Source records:
<<<<

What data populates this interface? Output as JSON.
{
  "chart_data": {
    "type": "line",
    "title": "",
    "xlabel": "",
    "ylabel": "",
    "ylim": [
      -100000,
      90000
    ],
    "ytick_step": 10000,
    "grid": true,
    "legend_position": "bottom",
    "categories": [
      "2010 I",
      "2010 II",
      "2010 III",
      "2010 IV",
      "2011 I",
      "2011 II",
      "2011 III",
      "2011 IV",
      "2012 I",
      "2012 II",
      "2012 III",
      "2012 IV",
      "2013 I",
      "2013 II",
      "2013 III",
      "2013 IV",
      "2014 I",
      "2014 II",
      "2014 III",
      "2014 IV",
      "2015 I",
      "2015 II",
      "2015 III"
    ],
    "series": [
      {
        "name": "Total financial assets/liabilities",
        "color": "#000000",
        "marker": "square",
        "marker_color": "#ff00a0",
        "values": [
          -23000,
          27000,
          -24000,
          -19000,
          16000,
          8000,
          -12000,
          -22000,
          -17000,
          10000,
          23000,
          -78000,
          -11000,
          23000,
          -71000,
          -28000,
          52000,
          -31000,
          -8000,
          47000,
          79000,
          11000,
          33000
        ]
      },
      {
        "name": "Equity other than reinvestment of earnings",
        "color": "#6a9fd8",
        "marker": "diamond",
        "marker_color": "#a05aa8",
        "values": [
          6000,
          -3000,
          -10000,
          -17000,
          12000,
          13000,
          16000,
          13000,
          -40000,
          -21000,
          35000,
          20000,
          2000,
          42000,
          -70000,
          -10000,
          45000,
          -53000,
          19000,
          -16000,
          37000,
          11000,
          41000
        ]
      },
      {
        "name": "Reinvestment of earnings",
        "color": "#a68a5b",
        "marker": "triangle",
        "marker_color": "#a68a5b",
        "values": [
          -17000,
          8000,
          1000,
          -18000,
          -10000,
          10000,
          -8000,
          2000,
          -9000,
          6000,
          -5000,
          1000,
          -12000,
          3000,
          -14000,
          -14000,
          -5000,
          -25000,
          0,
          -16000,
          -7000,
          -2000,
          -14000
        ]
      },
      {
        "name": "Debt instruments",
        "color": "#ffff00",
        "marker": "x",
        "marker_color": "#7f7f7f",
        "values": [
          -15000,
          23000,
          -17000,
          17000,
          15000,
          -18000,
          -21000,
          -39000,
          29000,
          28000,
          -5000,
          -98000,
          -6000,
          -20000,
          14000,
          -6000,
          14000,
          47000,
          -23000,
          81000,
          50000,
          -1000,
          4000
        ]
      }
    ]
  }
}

>>>>
<<<<

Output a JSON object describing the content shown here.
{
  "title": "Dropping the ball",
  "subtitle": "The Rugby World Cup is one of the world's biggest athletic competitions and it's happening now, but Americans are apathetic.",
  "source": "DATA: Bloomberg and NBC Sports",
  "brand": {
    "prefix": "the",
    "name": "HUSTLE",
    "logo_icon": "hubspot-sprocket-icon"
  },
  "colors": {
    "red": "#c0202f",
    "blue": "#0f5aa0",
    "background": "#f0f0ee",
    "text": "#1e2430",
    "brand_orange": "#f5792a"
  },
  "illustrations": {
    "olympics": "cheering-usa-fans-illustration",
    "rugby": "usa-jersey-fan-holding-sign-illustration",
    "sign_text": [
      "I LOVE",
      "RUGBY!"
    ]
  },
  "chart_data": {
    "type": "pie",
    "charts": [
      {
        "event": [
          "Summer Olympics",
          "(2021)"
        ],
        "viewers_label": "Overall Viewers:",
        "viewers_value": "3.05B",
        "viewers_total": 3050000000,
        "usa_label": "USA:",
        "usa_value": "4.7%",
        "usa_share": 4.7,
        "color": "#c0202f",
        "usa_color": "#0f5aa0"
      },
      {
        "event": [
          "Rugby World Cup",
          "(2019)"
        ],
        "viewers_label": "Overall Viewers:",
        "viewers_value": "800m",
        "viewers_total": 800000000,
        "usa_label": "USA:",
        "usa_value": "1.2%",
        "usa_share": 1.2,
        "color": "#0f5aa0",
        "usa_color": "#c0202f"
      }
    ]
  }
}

>>>>

Exercise task: Return all lines with the word "Output" in them.

Exercise answer:
What data populates this interface? Output as JSON.
Output a JSON object describing the content shown here.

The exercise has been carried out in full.